_TASK PROMPT_: Quote the full listing word for word.

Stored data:

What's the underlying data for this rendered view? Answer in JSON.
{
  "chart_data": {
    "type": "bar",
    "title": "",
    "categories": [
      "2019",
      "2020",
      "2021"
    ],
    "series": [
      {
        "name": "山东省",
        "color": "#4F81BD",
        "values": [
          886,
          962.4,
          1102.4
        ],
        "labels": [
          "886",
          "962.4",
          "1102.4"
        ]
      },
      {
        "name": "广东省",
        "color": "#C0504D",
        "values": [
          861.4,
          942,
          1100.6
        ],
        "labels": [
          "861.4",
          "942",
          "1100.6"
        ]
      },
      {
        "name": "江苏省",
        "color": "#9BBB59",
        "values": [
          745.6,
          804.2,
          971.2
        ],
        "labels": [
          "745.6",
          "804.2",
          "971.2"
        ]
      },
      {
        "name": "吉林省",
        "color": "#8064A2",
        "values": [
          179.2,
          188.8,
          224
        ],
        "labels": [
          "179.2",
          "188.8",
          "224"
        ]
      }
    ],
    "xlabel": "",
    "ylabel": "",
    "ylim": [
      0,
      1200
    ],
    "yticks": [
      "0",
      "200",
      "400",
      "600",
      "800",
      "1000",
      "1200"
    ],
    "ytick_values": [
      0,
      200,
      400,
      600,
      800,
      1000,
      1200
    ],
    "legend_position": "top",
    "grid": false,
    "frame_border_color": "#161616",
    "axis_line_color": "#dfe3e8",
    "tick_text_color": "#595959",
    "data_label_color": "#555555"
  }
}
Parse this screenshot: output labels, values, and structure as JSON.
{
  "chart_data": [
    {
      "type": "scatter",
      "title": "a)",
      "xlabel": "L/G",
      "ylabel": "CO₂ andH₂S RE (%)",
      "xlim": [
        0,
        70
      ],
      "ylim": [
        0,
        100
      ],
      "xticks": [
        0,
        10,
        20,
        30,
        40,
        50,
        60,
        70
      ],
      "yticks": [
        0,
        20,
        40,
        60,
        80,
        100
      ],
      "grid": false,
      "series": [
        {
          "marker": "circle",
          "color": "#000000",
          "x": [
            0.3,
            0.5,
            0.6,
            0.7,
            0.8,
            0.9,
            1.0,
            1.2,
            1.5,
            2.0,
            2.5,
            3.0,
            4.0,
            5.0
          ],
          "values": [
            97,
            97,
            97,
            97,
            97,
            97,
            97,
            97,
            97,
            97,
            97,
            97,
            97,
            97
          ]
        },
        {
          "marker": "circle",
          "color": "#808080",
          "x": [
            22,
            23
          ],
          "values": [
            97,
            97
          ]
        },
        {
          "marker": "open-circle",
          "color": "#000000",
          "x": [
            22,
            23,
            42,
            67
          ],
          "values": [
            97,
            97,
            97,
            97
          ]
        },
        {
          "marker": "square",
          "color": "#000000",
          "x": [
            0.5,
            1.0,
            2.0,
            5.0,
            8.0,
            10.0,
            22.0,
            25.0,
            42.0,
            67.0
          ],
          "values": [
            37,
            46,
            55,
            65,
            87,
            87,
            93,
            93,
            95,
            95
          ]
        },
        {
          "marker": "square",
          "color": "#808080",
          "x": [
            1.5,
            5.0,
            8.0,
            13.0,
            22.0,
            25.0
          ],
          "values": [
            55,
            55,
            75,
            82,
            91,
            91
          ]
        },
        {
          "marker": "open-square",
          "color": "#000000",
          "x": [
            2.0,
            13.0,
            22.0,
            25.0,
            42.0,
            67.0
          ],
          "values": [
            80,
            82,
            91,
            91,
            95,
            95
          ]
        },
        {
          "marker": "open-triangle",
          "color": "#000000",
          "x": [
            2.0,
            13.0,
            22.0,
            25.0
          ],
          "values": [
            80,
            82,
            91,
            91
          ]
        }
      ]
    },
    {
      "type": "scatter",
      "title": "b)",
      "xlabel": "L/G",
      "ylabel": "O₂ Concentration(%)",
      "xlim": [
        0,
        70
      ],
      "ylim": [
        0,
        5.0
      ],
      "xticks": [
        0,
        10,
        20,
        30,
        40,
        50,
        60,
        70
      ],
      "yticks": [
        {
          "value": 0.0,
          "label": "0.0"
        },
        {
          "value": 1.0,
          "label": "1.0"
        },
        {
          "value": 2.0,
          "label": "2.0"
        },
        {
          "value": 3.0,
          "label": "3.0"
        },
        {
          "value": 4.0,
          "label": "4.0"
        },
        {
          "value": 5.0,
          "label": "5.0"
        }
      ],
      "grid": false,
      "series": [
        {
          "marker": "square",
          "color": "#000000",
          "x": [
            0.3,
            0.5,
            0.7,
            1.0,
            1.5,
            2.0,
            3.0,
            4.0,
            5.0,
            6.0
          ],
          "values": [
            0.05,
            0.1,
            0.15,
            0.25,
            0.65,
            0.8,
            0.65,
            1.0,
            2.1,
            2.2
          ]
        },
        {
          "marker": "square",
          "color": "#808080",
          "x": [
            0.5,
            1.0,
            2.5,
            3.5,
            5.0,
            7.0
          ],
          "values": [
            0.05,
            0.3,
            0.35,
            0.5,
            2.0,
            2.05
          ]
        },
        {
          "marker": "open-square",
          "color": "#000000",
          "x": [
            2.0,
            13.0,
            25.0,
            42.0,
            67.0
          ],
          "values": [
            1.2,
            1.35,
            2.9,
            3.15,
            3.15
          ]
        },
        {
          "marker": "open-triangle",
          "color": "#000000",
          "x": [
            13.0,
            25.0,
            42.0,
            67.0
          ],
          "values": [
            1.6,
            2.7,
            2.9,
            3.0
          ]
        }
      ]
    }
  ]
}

_TASK OUTPUT_:
What's the underlying data for this rendered view? Answer in JSON.
{
  "chart_data": {
    "type": "bar",
    "title": "",
    "categories": [
      "2019",
      "2020",
      "2021"
    ],
    "series": [
      {
        "name": "山东省",
        "color": "#4F81BD",
        "values": [
          886,
          962.4,
          1102.4
        ],
        "labels": [
          "886",
          "962.4",
          "1102.4"
        ]
      },
      {
        "name": "广东省",
        "color": "#C0504D",
        "values": [
          861.4,
          942,
          1100.6
        ],
        "labels": [
          "861.4",
          "942",
          "1100.6"
        ]
      },
      {
        "name": "江苏省",
        "color": "#9BBB59",
        "values": [
          745.6,
          804.2,
          971.2
        ],
        "labels": [
          "745.6",
          "804.2",
          "971.2"
        ]
      },
      {
        "name": "吉林省",
        "color": "#8064A2",
        "values": [
          179.2,
          188.8,
          224
        ],
        "labels": [
          "179.2",
          "188.8",
          "224"
        ]
      }
    ],
    "xlabel": "",
    "ylabel": "",
    "ylim": [
      0,
      1200
    ],
    "yticks": [
      "0",
      "200",
      "400",
      "600",
      "800",
      "1000",
      "1200"
    ],
    "ytick_values": [
      0,
      200,
      400,
      600,
      800,
      1000,
      1200
    ],
    "legend_position": "top",
    "grid": false,
    "frame_border_color": "#161616",
    "axis_line_color": "#dfe3e8",
    "tick_text_color": "#595959",
    "data_label_color": "#555555"
  }
}
Parse this screenshot: output labels, values, and structure as JSON.
{
  "chart_data": [
    {
      "type": "scatter",
      "title": "a)",
      "xlabel": "L/G",
      "ylabel": "CO₂ andH₂S RE (%)",
      "xlim": [
        0,
        70
      ],
      "ylim": [
        0,
        100
      ],
      "xticks": [
        0,
        10,
        20,
        30,
        40,
        50,
        60,
        70
      ],
      "yticks": [
        0,
        20,
        40,
        60,
        80,
        100
      ],
      "grid": false,
      "series": [
        {
          "marker": "circle",
          "color": "#000000",
          "x": [
            0.3,
            0.5,
            0.6,
            0.7,
            0.8,
            0.9,
            1.0,
            1.2,
            1.5,
            2.0,
            2.5,
            3.0,
            4.0,
            5.0
          ],
          "values": [
            97,
            97,
            97,
            97,
            97,
            97,
            97,
            97,
            97,
            97,
            97,
            97,
            97,
            97
          ]
        },
        {
          "marker": "circle",
          "color": "#808080",
          "x": [
            22,
            23
          ],
          "values": [
            97,
            97
          ]
        },
        {
          "marker": "open-circle",
          "color": "#000000",
          "x": [
            22,
            23,
            42,
            67
          ],
          "values": [
            97,
            97,
            97,
            97
          ]
        },
        {
          "marker": "square",
          "color": "#000000",
          "x": [
            0.5,
            1.0,
            2.0,
            5.0,
            8.0,
            10.0,
            22.0,
            25.0,
            42.0,
            67.0
          ],
          "values": [
            37,
            46,
            55,
            65,
            87,
            87,
            93,
            93,
            95,
            95
          ]
        },
        {
          "marker": "square",
          "color": "#808080",
          "x": [
            1.5,
            5.0,
            8.0,
            13.0,
            22.0,
            25.0
          ],
          "values": [
            55,
            55,
            75,
            82,
            91,
            91
          ]
        },
        {
          "marker": "open-square",
          "color": "#000000",
          "x": [
            2.0,
            13.0,
            22.0,
            25.0,
            42.0,
            67.0
          ],
          "values": [
            80,
            82,
            91,
            91,
            95,
            95
          ]
        },
        {
          "marker": "open-triangle",
          "color": "#000000",
          "x": [
            2.0,
            13.0,
            22.0,
            25.0
          ],
          "values": [
            80,
            82,
            91,
            91
          ]
        }
      ]
    },
    {
      "type": "scatter",
      "title": "b)",
      "xlabel": "L/G",
      "ylabel": "O₂ Concentration(%)",
      "xlim": [
        0,
        70
      ],
      "ylim": [
        0,
        5.0
      ],
      "xticks": [
        0,
        10,
        20,
        30,
        40,
        50,
        60,
        70
      ],
      "yticks": [
        {
          "value": 0.0,
          "label": "0.0"
        },
        {
          "value": 1.0,
          "label": "1.0"
        },
        {
          "value": 2.0,
          "label": "2.0"
        },
        {
          "value": 3.0,
          "label": "3.0"
        },
        {
          "value": 4.0,
          "label": "4.0"
        },
        {
          "value": 5.0,
          "label": "5.0"
        }
      ],
      "grid": false,
      "series": [
        {
          "marker": "square",
          "color": "#000000",
          "x": [
            0.3,
            0.5,
            0.7,
            1.0,
            1.5,
            2.0,
            3.0,
            4.0,
            5.0,
            6.0
          ],
          "values": [
            0.05,
            0.1,
            0.15,
            0.25,
            0.65,
            0.8,
            0.65,
            1.0,
            2.1,
            2.2
          ]
        },
        {
          "marker": "square",
          "color": "#808080",
          "x": [
            0.5,
            1.0,
            2.5,
            3.5,
            5.0,
            7.0
          ],
          "values": [
            0.05,
            0.3,
            0.35,
            0.5,
            2.0,
            2.05
          ]
        },
        {
          "marker": "open-square",
          "color": "#000000",
          "x": [
            2.0,
            13.0,
            25.0,
            42.0,
            67.0
          ],
          "values": [
            1.2,
            1.35,
            2.9,
            3.15,
            3.15
          ]
        },
        {
          "marker": "open-triangle",
          "color": "#000000",
          "x": [
            13.0,
            25.0,
            42.0,
            67.0
          ],
          "values": [
            1.6,
            2.7,
            2.9,
            3.0
          ]
        }
      ]
    }
  ]
}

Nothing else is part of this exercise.